= SOURCE MATERIAL =

-------------------------

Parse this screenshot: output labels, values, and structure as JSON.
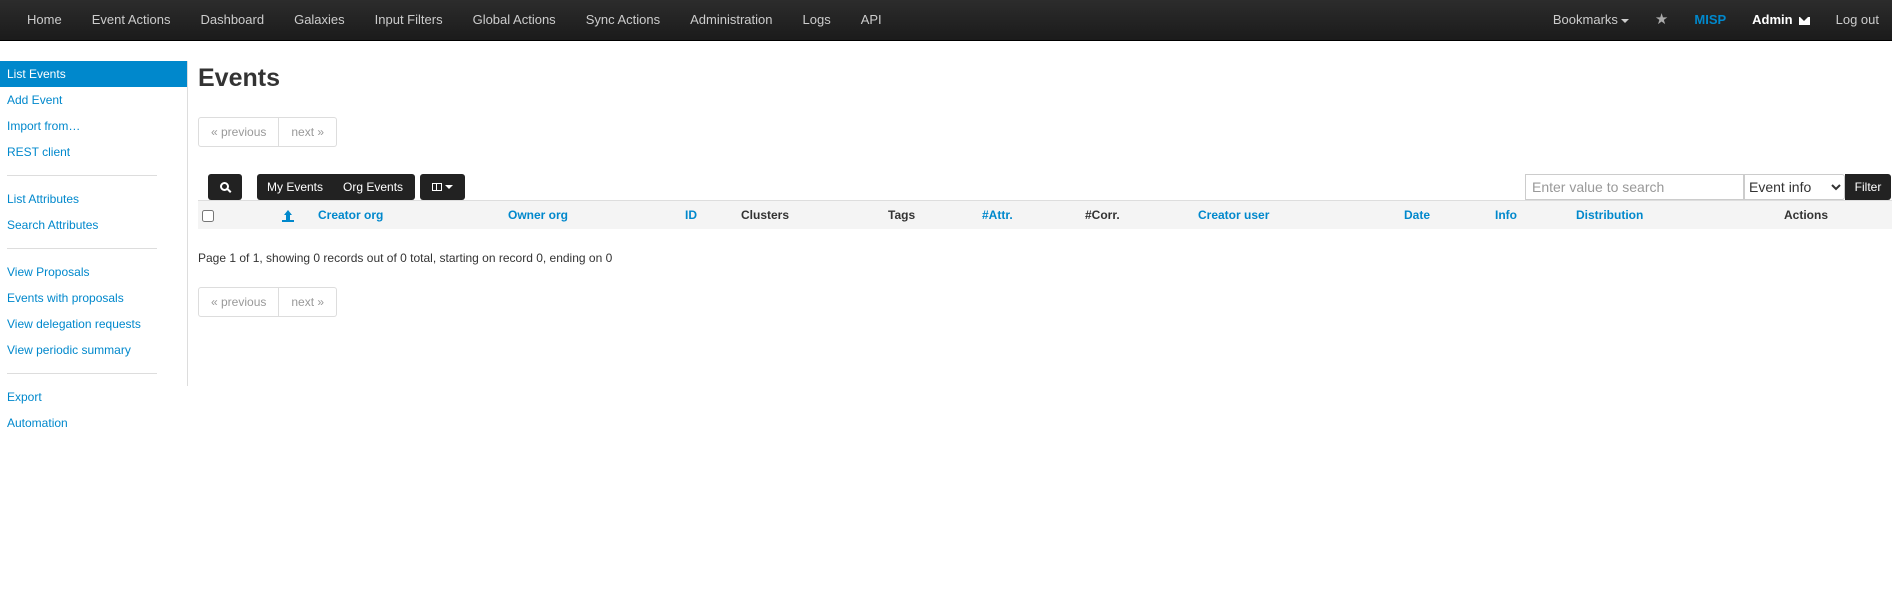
{
  "navbar": {
    "left_items": [
      "Home",
      "Event Actions",
      "Dashboard",
      "Galaxies",
      "Input Filters",
      "Global Actions",
      "Sync Actions",
      "Administration",
      "Logs",
      "API"
    ],
    "bookmarks": "Bookmarks",
    "misp": "MISP",
    "admin": "Admin",
    "logout": "Log out"
  },
  "sidebar": {
    "groups": [
      [
        "List Events",
        "Add Event",
        "Import from…",
        "REST client"
      ],
      [
        "List Attributes",
        "Search Attributes"
      ],
      [
        "View Proposals",
        "Events with proposals",
        "View delegation requests",
        "View periodic summary"
      ],
      [
        "Export",
        "Automation"
      ]
    ],
    "active": "List Events"
  },
  "main": {
    "title": "Events",
    "pager": {
      "previous": "« previous",
      "next": "next »"
    },
    "filters": {
      "my_events": "My Events",
      "org_events": "Org Events"
    },
    "search": {
      "placeholder": "Enter value to search",
      "field": "Event info",
      "filter_button": "Filter"
    },
    "table_headers": {
      "creator_org": "Creator org",
      "owner_org": "Owner org",
      "id": "ID",
      "clusters": "Clusters",
      "tags": "Tags",
      "attr": "#Attr.",
      "corr": "#Corr.",
      "creator_user": "Creator user",
      "date": "Date",
      "info": "Info",
      "distribution": "Distribution",
      "actions": "Actions"
    },
    "page_info": "Page 1 of 1, showing 0 records out of 0 total, starting on record 0, ending on 0"
  },
  "colors": {
    "link": "#0088cc",
    "navbar": "#1b1b1b",
    "active": "#0088cc"
  }
}
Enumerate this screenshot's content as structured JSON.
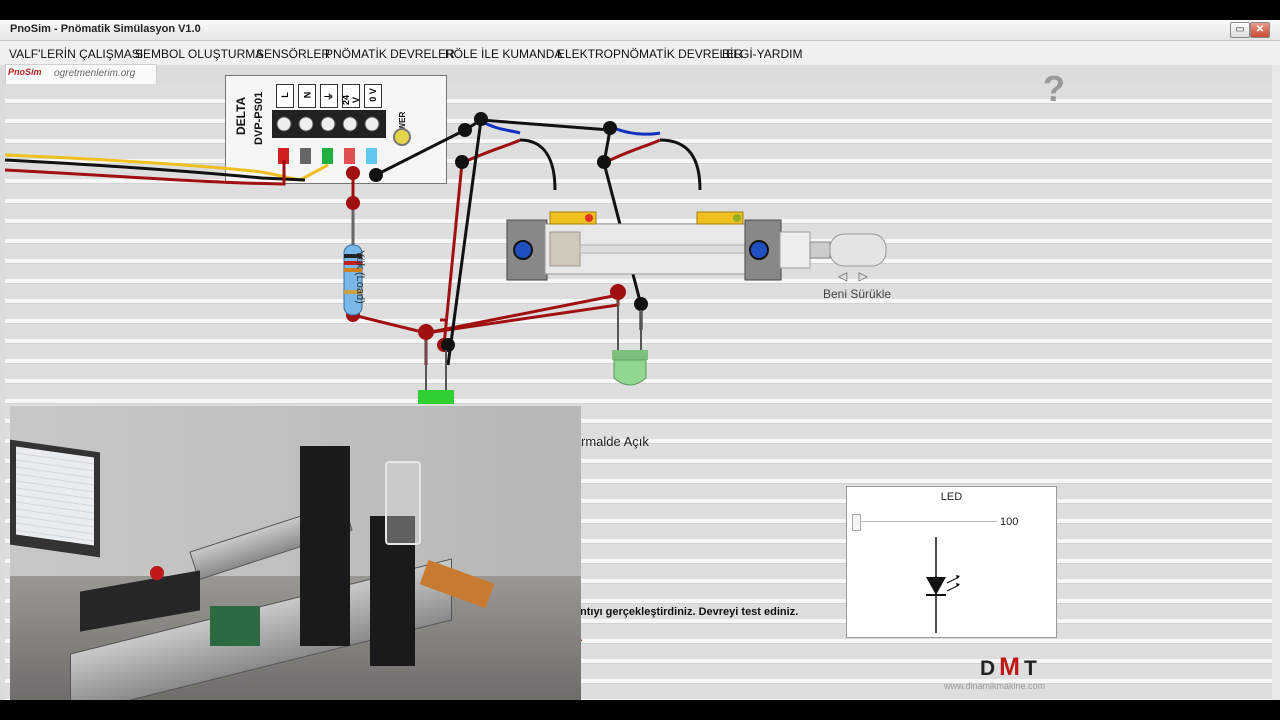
{
  "window": {
    "title": "PnoSim - Pnömatik Simülasyon V1.0",
    "buttons": {
      "minimize": "▭",
      "close": "✕"
    }
  },
  "menu": {
    "items": [
      {
        "label": "VALF'LERİN ÇALIŞMASI"
      },
      {
        "label": "SEMBOL OLUŞTURMA"
      },
      {
        "label": "SENSÖRLER"
      },
      {
        "label": "PNÖMATİK DEVRELER"
      },
      {
        "label": "RÖLE İLE KUMANDA"
      },
      {
        "label": "ELEKTROPNÖMATİK DEVRELER"
      },
      {
        "label": "BİLGİ-YARDIM"
      }
    ]
  },
  "logo": {
    "mark": "PnoSim",
    "url": "ogretmenlerim.org"
  },
  "help": {
    "label": "?"
  },
  "power_supply": {
    "brand": "DELTA",
    "model": "DVP-PS01",
    "terminals": [
      "L",
      "N",
      "⏚",
      "24 V",
      "0 V"
    ],
    "power_label": "POWER"
  },
  "load": {
    "label": "Yük (Load)"
  },
  "cylinder": {
    "drag_label": "Beni Sürükle",
    "drag_arrows": "◁ ▷"
  },
  "circuit": {
    "normally_open_text": "rmalde Açık",
    "task_text": "ntıyı gerçekleştirdiniz. Devreyi test ediniz."
  },
  "led_panel": {
    "title": "LED",
    "value": "100",
    "level": 0
  },
  "footer": {
    "brand_d": "D",
    "brand_m": "M",
    "brand_t": "T",
    "url": "www.dinamikmakine.com"
  },
  "colors": {
    "wire_red": "#a01010",
    "wire_black": "#111111",
    "wire_blue": "#1030c0",
    "led_green": "#30d030",
    "sensor_yellow": "#f0c020"
  }
}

-------------------------

= REQUIRED TASK =
Show every line from the listing above in which the string "JSON" appears.

= WRITTEN REPLY =
Parse this screenshot: output labels, values, and structure as JSON.
Enumerate this screenshot's content as structured JSON.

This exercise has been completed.